** START Supplied data **

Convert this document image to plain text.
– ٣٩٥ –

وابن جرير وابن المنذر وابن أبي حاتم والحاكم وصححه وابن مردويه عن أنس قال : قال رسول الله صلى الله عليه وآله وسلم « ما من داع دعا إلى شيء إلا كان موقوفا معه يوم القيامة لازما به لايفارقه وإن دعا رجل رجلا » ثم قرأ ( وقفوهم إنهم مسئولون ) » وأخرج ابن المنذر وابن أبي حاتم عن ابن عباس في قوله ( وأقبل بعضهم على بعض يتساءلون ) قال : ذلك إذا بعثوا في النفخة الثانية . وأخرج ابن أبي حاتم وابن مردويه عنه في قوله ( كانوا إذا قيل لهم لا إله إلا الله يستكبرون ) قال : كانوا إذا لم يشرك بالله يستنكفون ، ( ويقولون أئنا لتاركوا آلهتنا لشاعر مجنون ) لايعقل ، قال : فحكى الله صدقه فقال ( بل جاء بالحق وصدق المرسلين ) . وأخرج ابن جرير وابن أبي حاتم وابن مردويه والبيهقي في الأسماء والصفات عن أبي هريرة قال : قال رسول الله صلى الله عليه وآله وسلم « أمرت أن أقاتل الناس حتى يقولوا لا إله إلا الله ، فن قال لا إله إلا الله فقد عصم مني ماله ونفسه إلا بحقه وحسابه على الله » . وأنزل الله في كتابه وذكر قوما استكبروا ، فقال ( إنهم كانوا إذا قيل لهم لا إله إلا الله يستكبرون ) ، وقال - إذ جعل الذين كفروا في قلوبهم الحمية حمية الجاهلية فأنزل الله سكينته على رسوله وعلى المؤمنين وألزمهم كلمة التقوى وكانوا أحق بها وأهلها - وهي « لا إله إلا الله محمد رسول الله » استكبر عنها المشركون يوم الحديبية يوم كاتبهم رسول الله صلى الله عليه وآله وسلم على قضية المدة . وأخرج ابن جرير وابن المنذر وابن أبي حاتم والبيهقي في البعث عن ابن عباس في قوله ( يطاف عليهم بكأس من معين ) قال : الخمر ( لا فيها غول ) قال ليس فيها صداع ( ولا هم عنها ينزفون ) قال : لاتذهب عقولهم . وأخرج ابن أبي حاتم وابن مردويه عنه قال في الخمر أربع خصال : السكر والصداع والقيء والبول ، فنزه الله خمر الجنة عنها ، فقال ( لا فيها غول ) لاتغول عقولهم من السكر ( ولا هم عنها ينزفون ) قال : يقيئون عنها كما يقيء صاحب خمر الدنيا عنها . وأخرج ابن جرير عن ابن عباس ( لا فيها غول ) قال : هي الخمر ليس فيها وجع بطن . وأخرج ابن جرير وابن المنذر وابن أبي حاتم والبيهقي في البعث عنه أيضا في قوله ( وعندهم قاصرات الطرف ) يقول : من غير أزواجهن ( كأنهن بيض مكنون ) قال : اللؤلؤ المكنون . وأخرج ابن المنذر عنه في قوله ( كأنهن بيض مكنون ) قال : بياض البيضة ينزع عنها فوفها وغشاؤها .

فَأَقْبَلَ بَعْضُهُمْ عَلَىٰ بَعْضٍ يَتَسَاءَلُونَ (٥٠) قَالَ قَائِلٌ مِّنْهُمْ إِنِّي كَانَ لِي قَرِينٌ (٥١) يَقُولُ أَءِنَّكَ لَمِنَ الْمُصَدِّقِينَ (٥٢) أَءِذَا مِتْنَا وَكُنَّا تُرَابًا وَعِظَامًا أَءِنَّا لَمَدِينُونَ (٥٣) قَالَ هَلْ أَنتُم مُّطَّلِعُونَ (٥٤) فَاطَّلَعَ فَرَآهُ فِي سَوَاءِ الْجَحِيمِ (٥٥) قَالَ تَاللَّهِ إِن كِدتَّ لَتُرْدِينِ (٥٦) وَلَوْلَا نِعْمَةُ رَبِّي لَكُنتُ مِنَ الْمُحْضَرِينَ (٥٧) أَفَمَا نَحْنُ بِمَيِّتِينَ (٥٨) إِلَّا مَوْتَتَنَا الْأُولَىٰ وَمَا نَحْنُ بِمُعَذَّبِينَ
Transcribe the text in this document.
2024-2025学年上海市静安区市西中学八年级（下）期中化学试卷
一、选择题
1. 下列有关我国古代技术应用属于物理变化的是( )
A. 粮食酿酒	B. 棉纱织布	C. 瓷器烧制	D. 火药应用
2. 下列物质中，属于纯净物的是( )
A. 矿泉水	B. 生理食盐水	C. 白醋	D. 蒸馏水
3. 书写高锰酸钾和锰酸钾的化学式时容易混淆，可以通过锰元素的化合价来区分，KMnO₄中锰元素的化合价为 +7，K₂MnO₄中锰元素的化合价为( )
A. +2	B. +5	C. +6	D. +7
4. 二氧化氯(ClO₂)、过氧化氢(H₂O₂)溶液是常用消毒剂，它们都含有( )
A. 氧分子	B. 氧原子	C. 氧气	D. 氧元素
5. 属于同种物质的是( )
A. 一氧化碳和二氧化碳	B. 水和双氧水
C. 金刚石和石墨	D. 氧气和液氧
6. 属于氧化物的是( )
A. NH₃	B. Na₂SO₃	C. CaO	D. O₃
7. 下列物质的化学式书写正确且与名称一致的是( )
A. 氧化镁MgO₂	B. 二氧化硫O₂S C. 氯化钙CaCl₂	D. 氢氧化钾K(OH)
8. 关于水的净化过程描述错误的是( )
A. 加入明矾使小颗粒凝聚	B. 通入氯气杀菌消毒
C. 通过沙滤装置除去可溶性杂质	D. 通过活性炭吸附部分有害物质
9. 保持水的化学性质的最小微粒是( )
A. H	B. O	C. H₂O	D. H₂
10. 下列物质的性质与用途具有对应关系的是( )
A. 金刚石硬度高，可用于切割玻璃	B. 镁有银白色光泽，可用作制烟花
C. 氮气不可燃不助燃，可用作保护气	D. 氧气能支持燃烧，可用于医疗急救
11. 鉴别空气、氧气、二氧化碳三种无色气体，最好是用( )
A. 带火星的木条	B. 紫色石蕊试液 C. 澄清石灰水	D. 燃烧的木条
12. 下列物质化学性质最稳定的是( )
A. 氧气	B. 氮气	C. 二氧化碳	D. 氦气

** END Supplied data **

◆ Request ◆
Write out all the data again, exactly as it appears.

◆ Solution for this exercise ◆
Convert this document image to plain text.
– ٣٩٥ –

وابن جرير وابن المنذر وابن أبي حاتم والحاكم وصححه وابن مردويه عن أنس قال : قال رسول الله صلى الله عليه وآله وسلم « ما من داع دعا إلى شيء إلا كان موقوفا معه يوم القيامة لازما به لايفارقه وإن دعا رجل رجلا » ثم قرأ ( وقفوهم إنهم مسئولون ) » وأخرج ابن المنذر وابن أبي حاتم عن ابن عباس في قوله ( وأقبل بعضهم على بعض يتساءلون ) قال : ذلك إذا بعثوا في النفخة الثانية . وأخرج ابن أبي حاتم وابن مردويه عنه في قوله ( كانوا إذا قيل لهم لا إله إلا الله يستكبرون ) قال : كانوا إذا لم يشرك بالله يستنكفون ، ( ويقولون أئنا لتاركوا آلهتنا لشاعر مجنون ) لايعقل ، قال : فحكى الله صدقه فقال ( بل جاء بالحق وصدق المرسلين ) . وأخرج ابن جرير وابن أبي حاتم وابن مردويه والبيهقي في الأسماء والصفات عن أبي هريرة قال : قال رسول الله صلى الله عليه وآله وسلم « أمرت أن أقاتل الناس حتى يقولوا لا إله إلا الله ، فن قال لا إله إلا الله فقد عصم مني ماله ونفسه إلا بحقه وحسابه على الله » . وأنزل الله في كتابه وذكر قوما استكبروا ، فقال ( إنهم كانوا إذا قيل لهم لا إله إلا الله يستكبرون ) ، وقال - إذ جعل الذين كفروا في قلوبهم الحمية حمية الجاهلية فأنزل الله سكينته على رسوله وعلى المؤمنين وألزمهم كلمة التقوى وكانوا أحق بها وأهلها - وهي « لا إله إلا الله محمد رسول الله » استكبر عنها المشركون يوم الحديبية يوم كاتبهم رسول الله صلى الله عليه وآله وسلم على قضية المدة . وأخرج ابن جرير وابن المنذر وابن أبي حاتم والبيهقي في البعث عن ابن عباس في قوله ( يطاف عليهم بكأس من معين ) قال : الخمر ( لا فيها غول ) قال ليس فيها صداع ( ولا هم عنها ينزفون ) قال : لاتذهب عقولهم . وأخرج ابن أبي حاتم وابن مردويه عنه قال في الخمر أربع خصال : السكر والصداع والقيء والبول ، فنزه الله خمر الجنة عنها ، فقال ( لا فيها غول ) لاتغول عقولهم من السكر ( ولا هم عنها ينزفون ) قال : يقيئون عنها كما يقيء صاحب خمر الدنيا عنها . وأخرج ابن جرير عن ابن عباس ( لا فيها غول ) قال : هي الخمر ليس فيها وجع بطن . وأخرج ابن جرير وابن المنذر وابن أبي حاتم والبيهقي في البعث عنه أيضا في قوله ( وعندهم قاصرات الطرف ) يقول : من غير أزواجهن ( كأنهن بيض مكنون ) قال : اللؤلؤ المكنون . وأخرج ابن المنذر عنه في قوله ( كأنهن بيض مكنون ) قال : بياض البيضة ينزع عنها فوفها وغشاؤها .

فَأَقْبَلَ بَعْضُهُمْ عَلَىٰ بَعْضٍ يَتَسَاءَلُونَ (٥٠) قَالَ قَائِلٌ مِّنْهُمْ إِنِّي كَانَ لِي قَرِينٌ (٥١) يَقُولُ أَءِنَّكَ لَمِنَ الْمُصَدِّقِينَ (٥٢) أَءِذَا مِتْنَا وَكُنَّا تُرَابًا وَعِظَامًا أَءِنَّا لَمَدِينُونَ (٥٣) قَالَ هَلْ أَنتُم مُّطَّلِعُونَ (٥٤) فَاطَّلَعَ فَرَآهُ فِي سَوَاءِ الْجَحِيمِ (٥٥) قَالَ تَاللَّهِ إِن كِدتَّ لَتُرْدِينِ (٥٦) وَلَوْلَا نِعْمَةُ رَبِّي لَكُنتُ مِنَ الْمُحْضَرِينَ (٥٧) أَفَمَا نَحْنُ بِمَيِّتِينَ (٥٨) إِلَّا مَوْتَتَنَا الْأُولَىٰ وَمَا نَحْنُ بِمُعَذَّبِينَ
Transcribe the text in this document.
2024-2025学年上海市静安区市西中学八年级（下）期中化学试卷
一、选择题
1. 下列有关我国古代技术应用属于物理变化的是( )
A. 粮食酿酒	B. 棉纱织布	C. 瓷器烧制	D. 火药应用
2. 下列物质中，属于纯净物的是( )
A. 矿泉水	B. 生理食盐水	C. 白醋	D. 蒸馏水
3. 书写高锰酸钾和锰酸钾的化学式时容易混淆，可以通过锰元素的化合价来区分，KMnO₄中锰元素的化合价为 +7，K₂MnO₄中锰元素的化合价为( )
A. +2	B. +5	C. +6	D. +7
4. 二氧化氯(ClO₂)、过氧化氢(H₂O₂)溶液是常用消毒剂，它们都含有( )
A. 氧分子	B. 氧原子	C. 氧气	D. 氧元素
5. 属于同种物质的是( )
A. 一氧化碳和二氧化碳	B. 水和双氧水
C. 金刚石和石墨	D. 氧气和液氧
6. 属于氧化物的是( )
A. NH₃	B. Na₂SO₃	C. CaO	D. O₃
7. 下列物质的化学式书写正确且与名称一致的是( )
A. 氧化镁MgO₂	B. 二氧化硫O₂S C. 氯化钙CaCl₂	D. 氢氧化钾K(OH)
8. 关于水的净化过程描述错误的是( )
A. 加入明矾使小颗粒凝聚	B. 通入氯气杀菌消毒
C. 通过沙滤装置除去可溶性杂质	D. 通过活性炭吸附部分有害物质
9. 保持水的化学性质的最小微粒是( )
A. H	B. O	C. H₂O	D. H₂
10. 下列物质的性质与用途具有对应关系的是( )
A. 金刚石硬度高，可用于切割玻璃	B. 镁有银白色光泽，可用作制烟花
C. 氮气不可燃不助燃，可用作保护气	D. 氧气能支持燃烧，可用于医疗急救
11. 鉴别空气、氧气、二氧化碳三种无色气体，最好是用( )
A. 带火星的木条	B. 紫色石蕊试液 C. 澄清石灰水	D. 燃烧的木条
12. 下列物质化学性质最稳定的是( )
A. 氧气	B. 氮气	C. 二氧化碳	D. 氦气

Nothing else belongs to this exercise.